THE EXERCISE
Set every record down verbatim and omit the pictures.
⟨
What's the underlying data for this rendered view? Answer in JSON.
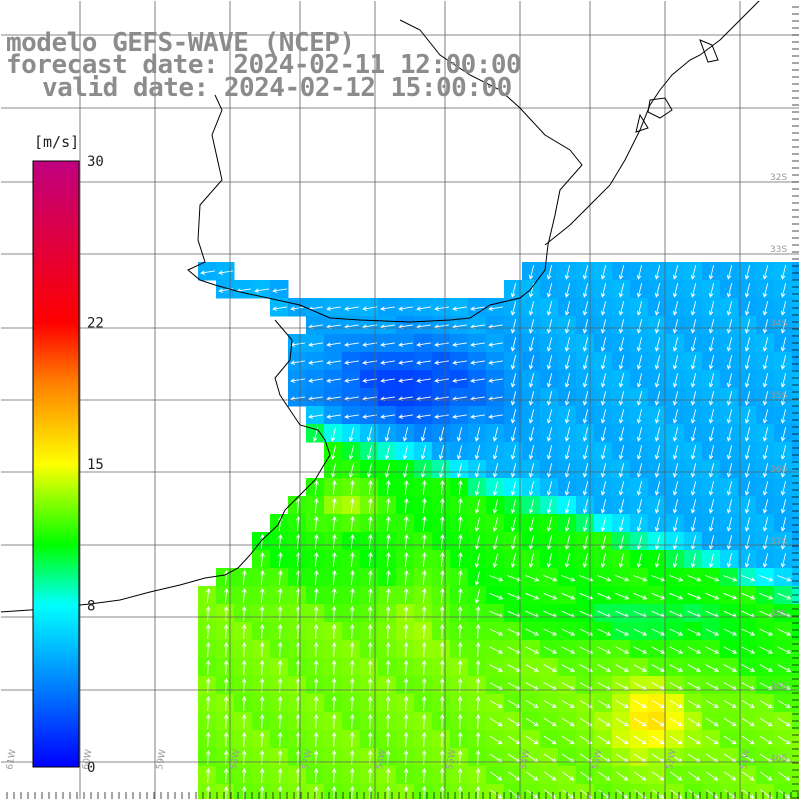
{
  "title": {
    "line1": "modelo GEFS-WAVE (NCEP)",
    "line2": "forecast date: 2024-02-11 12:00:00",
    "line3": "valid date: 2024-02-12 15:00:00"
  },
  "colorbar": {
    "unit": "[m/s]",
    "min": 0,
    "max": 30,
    "ticks": [
      {
        "value": 30,
        "label": "30"
      },
      {
        "value": 22,
        "label": "22"
      },
      {
        "value": 15,
        "label": "15"
      },
      {
        "value": 8,
        "label": "8"
      },
      {
        "value": 0,
        "label": "0"
      }
    ],
    "stops": [
      {
        "v": 0,
        "color": "#0000ff"
      },
      {
        "v": 8,
        "color": "#00ffff"
      },
      {
        "v": 11,
        "color": "#00ff00"
      },
      {
        "v": 15,
        "color": "#ffff00"
      },
      {
        "v": 19,
        "color": "#ff8000"
      },
      {
        "v": 22,
        "color": "#ff0000"
      },
      {
        "v": 30,
        "color": "#c0007f"
      }
    ]
  },
  "map": {
    "lat_labels": [
      "32S",
      "33S",
      "34S",
      "35S",
      "36S",
      "37S",
      "38S",
      "39S",
      "40S",
      "41S"
    ],
    "lon_labels": [
      "61W",
      "60W",
      "59W",
      "58W",
      "57W",
      "56W",
      "55W",
      "54W",
      "53W",
      "52W",
      "51W"
    ],
    "colors": {
      "land": "#ffffff",
      "grid": "#606060",
      "coast": "#000000",
      "arrow": "#ffffff",
      "label": "#9a9a9a"
    }
  }
}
⟩
RIGHT ANSWER
What's the underlying data for this rendered view? Answer in JSON.
{
  "title": {
    "line1": "modelo GEFS-WAVE (NCEP)",
    "line2": "forecast date: 2024-02-11 12:00:00",
    "line3": "valid date: 2024-02-12 15:00:00"
  },
  "colorbar": {
    "unit": "[m/s]",
    "min": 0,
    "max": 30,
    "ticks": [
      {
        "value": 30,
        "label": "30"
      },
      {
        "value": 22,
        "label": "22"
      },
      {
        "value": 15,
        "label": "15"
      },
      {
        "value": 8,
        "label": "8"
      },
      {
        "value": 0,
        "label": "0"
      }
    ],
    "stops": [
      {
        "v": 0,
        "color": "#0000ff"
      },
      {
        "v": 8,
        "color": "#00ffff"
      },
      {
        "v": 11,
        "color": "#00ff00"
      },
      {
        "v": 15,
        "color": "#ffff00"
      },
      {
        "v": 19,
        "color": "#ff8000"
      },
      {
        "v": 22,
        "color": "#ff0000"
      },
      {
        "v": 30,
        "color": "#c0007f"
      }
    ]
  },
  "map": {
    "lat_labels": [
      "32S",
      "33S",
      "34S",
      "35S",
      "36S",
      "37S",
      "38S",
      "39S",
      "40S",
      "41S"
    ],
    "lon_labels": [
      "61W",
      "60W",
      "59W",
      "58W",
      "57W",
      "56W",
      "55W",
      "54W",
      "53W",
      "52W",
      "51W"
    ],
    "colors": {
      "land": "#ffffff",
      "grid": "#606060",
      "coast": "#000000",
      "arrow": "#ffffff",
      "label": "#9a9a9a"
    }
  }
}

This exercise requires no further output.